:: Supplied information ::

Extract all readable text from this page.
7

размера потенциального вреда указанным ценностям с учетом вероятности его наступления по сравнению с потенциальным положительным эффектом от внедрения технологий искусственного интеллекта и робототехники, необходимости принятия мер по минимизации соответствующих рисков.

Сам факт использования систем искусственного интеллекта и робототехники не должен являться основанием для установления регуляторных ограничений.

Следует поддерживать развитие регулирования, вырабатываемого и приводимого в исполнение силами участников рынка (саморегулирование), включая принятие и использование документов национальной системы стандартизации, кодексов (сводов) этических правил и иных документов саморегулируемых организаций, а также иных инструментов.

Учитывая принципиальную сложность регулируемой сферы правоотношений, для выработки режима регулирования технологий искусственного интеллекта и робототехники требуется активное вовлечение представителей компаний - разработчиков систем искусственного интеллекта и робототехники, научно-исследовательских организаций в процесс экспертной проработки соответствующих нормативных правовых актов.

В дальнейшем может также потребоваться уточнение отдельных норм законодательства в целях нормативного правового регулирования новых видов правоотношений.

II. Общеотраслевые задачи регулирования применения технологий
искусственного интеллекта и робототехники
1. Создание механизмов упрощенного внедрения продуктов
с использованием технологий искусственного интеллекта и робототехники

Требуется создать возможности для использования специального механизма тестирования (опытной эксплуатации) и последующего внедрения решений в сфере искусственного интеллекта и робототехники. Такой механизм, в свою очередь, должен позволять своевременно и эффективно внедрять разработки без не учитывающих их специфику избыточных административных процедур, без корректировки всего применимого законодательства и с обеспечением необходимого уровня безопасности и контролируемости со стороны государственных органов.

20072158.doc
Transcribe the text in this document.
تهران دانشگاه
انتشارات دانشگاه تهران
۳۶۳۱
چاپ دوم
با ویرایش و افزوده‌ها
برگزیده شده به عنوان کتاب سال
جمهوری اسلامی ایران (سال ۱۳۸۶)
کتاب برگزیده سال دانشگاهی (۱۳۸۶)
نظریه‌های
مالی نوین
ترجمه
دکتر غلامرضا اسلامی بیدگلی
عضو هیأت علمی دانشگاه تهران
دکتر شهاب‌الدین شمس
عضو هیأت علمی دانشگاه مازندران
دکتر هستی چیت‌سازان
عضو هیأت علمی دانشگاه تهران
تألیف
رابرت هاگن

:::

## What is asked
Quote all of the entries exactly as they appear.

## Result of the exercise
Extract all readable text from this page.
7

размера потенциального вреда указанным ценностям с учетом вероятности его наступления по сравнению с потенциальным положительным эффектом от внедрения технологий искусственного интеллекта и робототехники, необходимости принятия мер по минимизации соответствующих рисков.

Сам факт использования систем искусственного интеллекта и робототехники не должен являться основанием для установления регуляторных ограничений.

Следует поддерживать развитие регулирования, вырабатываемого и приводимого в исполнение силами участников рынка (саморегулирование), включая принятие и использование документов национальной системы стандартизации, кодексов (сводов) этических правил и иных документов саморегулируемых организаций, а также иных инструментов.

Учитывая принципиальную сложность регулируемой сферы правоотношений, для выработки режима регулирования технологий искусственного интеллекта и робототехники требуется активное вовлечение представителей компаний - разработчиков систем искусственного интеллекта и робототехники, научно-исследовательских организаций в процесс экспертной проработки соответствующих нормативных правовых актов.

В дальнейшем может также потребоваться уточнение отдельных норм законодательства в целях нормативного правового регулирования новых видов правоотношений.

II. Общеотраслевые задачи регулирования применения технологий
искусственного интеллекта и робототехники
1. Создание механизмов упрощенного внедрения продуктов
с использованием технологий искусственного интеллекта и робототехники

Требуется создать возможности для использования специального механизма тестирования (опытной эксплуатации) и последующего внедрения решений в сфере искусственного интеллекта и робототехники. Такой механизм, в свою очередь, должен позволять своевременно и эффективно внедрять разработки без не учитывающих их специфику избыточных административных процедур, без корректировки всего применимого законодательства и с обеспечением необходимого уровня безопасности и контролируемости со стороны государственных органов.

20072158.doc
Transcribe the text in this document.
تهران دانشگاه
انتشارات دانشگاه تهران
۳۶۳۱
چاپ دوم
با ویرایش و افزوده‌ها
برگزیده شده به عنوان کتاب سال
جمهوری اسلامی ایران (سال ۱۳۸۶)
کتاب برگزیده سال دانشگاهی (۱۳۸۶)
نظریه‌های
مالی نوین
ترجمه
دکتر غلامرضا اسلامی بیدگلی
عضو هیأت علمی دانشگاه تهران
دکتر شهاب‌الدین شمس
عضو هیأت علمی دانشگاه مازندران
دکتر هستی چیت‌سازان
عضو هیأت علمی دانشگاه تهران
تألیف
رابرت هاگن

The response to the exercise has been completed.